STATED GOAL = What follows is a listing; give it again exactly, in its entirety.
___ EXCERPTED RECORDS
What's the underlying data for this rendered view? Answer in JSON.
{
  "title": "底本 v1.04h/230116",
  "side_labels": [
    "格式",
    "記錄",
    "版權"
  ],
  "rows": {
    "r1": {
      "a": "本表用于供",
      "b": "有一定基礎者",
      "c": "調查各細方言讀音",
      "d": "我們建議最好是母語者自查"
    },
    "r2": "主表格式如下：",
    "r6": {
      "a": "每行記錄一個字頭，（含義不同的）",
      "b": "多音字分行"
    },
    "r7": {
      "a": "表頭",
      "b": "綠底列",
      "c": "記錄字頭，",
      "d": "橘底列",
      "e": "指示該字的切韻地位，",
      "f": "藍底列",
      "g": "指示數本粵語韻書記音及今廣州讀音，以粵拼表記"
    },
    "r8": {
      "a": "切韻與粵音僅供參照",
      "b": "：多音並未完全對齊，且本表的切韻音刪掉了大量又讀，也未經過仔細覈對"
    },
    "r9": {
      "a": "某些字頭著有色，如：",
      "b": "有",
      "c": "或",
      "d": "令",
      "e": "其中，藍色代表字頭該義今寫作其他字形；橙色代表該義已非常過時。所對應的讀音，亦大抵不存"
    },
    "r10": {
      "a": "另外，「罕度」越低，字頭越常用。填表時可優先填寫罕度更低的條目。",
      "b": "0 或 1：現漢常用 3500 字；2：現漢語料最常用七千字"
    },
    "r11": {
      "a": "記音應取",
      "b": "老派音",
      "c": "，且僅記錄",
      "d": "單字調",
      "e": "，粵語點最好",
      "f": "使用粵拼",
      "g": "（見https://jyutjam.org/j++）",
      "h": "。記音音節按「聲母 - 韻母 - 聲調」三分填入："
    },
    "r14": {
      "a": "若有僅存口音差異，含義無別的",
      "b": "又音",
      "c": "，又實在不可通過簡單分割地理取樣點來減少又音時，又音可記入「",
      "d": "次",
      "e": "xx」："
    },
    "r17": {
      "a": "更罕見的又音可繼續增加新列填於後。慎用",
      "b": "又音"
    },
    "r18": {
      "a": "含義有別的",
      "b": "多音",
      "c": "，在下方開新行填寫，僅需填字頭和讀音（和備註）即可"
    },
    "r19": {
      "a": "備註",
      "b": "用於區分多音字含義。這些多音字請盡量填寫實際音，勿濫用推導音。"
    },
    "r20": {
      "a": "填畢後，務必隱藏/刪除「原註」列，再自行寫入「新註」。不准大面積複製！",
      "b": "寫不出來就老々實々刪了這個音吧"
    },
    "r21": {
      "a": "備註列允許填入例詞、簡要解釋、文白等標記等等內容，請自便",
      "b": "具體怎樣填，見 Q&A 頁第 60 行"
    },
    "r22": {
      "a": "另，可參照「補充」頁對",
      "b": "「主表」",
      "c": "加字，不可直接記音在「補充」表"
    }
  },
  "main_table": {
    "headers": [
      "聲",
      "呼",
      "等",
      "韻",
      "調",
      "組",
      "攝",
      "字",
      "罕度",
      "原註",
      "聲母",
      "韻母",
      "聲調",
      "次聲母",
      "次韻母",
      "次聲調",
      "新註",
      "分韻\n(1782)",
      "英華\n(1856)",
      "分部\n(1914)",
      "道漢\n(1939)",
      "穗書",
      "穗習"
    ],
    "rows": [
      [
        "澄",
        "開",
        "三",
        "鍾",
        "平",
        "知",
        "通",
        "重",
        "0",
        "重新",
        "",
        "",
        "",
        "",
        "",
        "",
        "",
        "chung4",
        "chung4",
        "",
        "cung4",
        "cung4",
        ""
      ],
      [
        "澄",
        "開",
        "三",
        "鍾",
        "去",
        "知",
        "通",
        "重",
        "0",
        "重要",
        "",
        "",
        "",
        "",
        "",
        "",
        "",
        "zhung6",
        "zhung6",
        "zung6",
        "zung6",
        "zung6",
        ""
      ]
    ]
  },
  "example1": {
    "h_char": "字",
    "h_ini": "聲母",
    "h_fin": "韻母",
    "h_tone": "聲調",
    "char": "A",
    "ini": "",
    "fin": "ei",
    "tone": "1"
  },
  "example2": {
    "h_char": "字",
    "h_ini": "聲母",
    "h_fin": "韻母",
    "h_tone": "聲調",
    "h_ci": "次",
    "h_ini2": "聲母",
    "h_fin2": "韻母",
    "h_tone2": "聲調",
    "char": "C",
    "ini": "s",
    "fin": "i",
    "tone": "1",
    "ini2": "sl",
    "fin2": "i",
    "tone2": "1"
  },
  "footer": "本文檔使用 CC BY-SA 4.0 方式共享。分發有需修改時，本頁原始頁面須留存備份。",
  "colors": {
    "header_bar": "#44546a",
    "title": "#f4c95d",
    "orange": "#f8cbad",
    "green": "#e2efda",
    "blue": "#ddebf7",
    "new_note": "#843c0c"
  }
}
______
SOLVED PROBLEM =
What's the underlying data for this rendered view? Answer in JSON.
{
  "title": "底本 v1.04h/230116",
  "side_labels": [
    "格式",
    "記錄",
    "版權"
  ],
  "rows": {
    "r1": {
      "a": "本表用于供",
      "b": "有一定基礎者",
      "c": "調查各細方言讀音",
      "d": "我們建議最好是母語者自查"
    },
    "r2": "主表格式如下：",
    "r6": {
      "a": "每行記錄一個字頭，（含義不同的）",
      "b": "多音字分行"
    },
    "r7": {
      "a": "表頭",
      "b": "綠底列",
      "c": "記錄字頭，",
      "d": "橘底列",
      "e": "指示該字的切韻地位，",
      "f": "藍底列",
      "g": "指示數本粵語韻書記音及今廣州讀音，以粵拼表記"
    },
    "r8": {
      "a": "切韻與粵音僅供參照",
      "b": "：多音並未完全對齊，且本表的切韻音刪掉了大量又讀，也未經過仔細覈對"
    },
    "r9": {
      "a": "某些字頭著有色，如：",
      "b": "有",
      "c": "或",
      "d": "令",
      "e": "其中，藍色代表字頭該義今寫作其他字形；橙色代表該義已非常過時。所對應的讀音，亦大抵不存"
    },
    "r10": {
      "a": "另外，「罕度」越低，字頭越常用。填表時可優先填寫罕度更低的條目。",
      "b": "0 或 1：現漢常用 3500 字；2：現漢語料最常用七千字"
    },
    "r11": {
      "a": "記音應取",
      "b": "老派音",
      "c": "，且僅記錄",
      "d": "單字調",
      "e": "，粵語點最好",
      "f": "使用粵拼",
      "g": "（見https://jyutjam.org/j++）",
      "h": "。記音音節按「聲母 - 韻母 - 聲調」三分填入："
    },
    "r14": {
      "a": "若有僅存口音差異，含義無別的",
      "b": "又音",
      "c": "，又實在不可通過簡單分割地理取樣點來減少又音時，又音可記入「",
      "d": "次",
      "e": "xx」："
    },
    "r17": {
      "a": "更罕見的又音可繼續增加新列填於後。慎用",
      "b": "又音"
    },
    "r18": {
      "a": "含義有別的",
      "b": "多音",
      "c": "，在下方開新行填寫，僅需填字頭和讀音（和備註）即可"
    },
    "r19": {
      "a": "備註",
      "b": "用於區分多音字含義。這些多音字請盡量填寫實際音，勿濫用推導音。"
    },
    "r20": {
      "a": "填畢後，務必隱藏/刪除「原註」列，再自行寫入「新註」。不准大面積複製！",
      "b": "寫不出來就老々實々刪了這個音吧"
    },
    "r21": {
      "a": "備註列允許填入例詞、簡要解釋、文白等標記等等內容，請自便",
      "b": "具體怎樣填，見 Q&A 頁第 60 行"
    },
    "r22": {
      "a": "另，可參照「補充」頁對",
      "b": "「主表」",
      "c": "加字，不可直接記音在「補充」表"
    }
  },
  "main_table": {
    "headers": [
      "聲",
      "呼",
      "等",
      "韻",
      "調",
      "組",
      "攝",
      "字",
      "罕度",
      "原註",
      "聲母",
      "韻母",
      "聲調",
      "次聲母",
      "次韻母",
      "次聲調",
      "新註",
      "分韻\n(1782)",
      "英華\n(1856)",
      "分部\n(1914)",
      "道漢\n(1939)",
      "穗書",
      "穗習"
    ],
    "rows": [
      [
        "澄",
        "開",
        "三",
        "鍾",
        "平",
        "知",
        "通",
        "重",
        "0",
        "重新",
        "",
        "",
        "",
        "",
        "",
        "",
        "",
        "chung4",
        "chung4",
        "",
        "cung4",
        "cung4",
        ""
      ],
      [
        "澄",
        "開",
        "三",
        "鍾",
        "去",
        "知",
        "通",
        "重",
        "0",
        "重要",
        "",
        "",
        "",
        "",
        "",
        "",
        "",
        "zhung6",
        "zhung6",
        "zung6",
        "zung6",
        "zung6",
        ""
      ]
    ]
  },
  "example1": {
    "h_char": "字",
    "h_ini": "聲母",
    "h_fin": "韻母",
    "h_tone": "聲調",
    "char": "A",
    "ini": "",
    "fin": "ei",
    "tone": "1"
  },
  "example2": {
    "h_char": "字",
    "h_ini": "聲母",
    "h_fin": "韻母",
    "h_tone": "聲調",
    "h_ci": "次",
    "h_ini2": "聲母",
    "h_fin2": "韻母",
    "h_tone2": "聲調",
    "char": "C",
    "ini": "s",
    "fin": "i",
    "tone": "1",
    "ini2": "sl",
    "fin2": "i",
    "tone2": "1"
  },
  "footer": "本文檔使用 CC BY-SA 4.0 方式共享。分發有需修改時，本頁原始頁面須留存備份。",
  "colors": {
    "header_bar": "#44546a",
    "title": "#f4c95d",
    "orange": "#f8cbad",
    "green": "#e2efda",
    "blue": "#ddebf7",
    "new_note": "#843c0c"
  }
}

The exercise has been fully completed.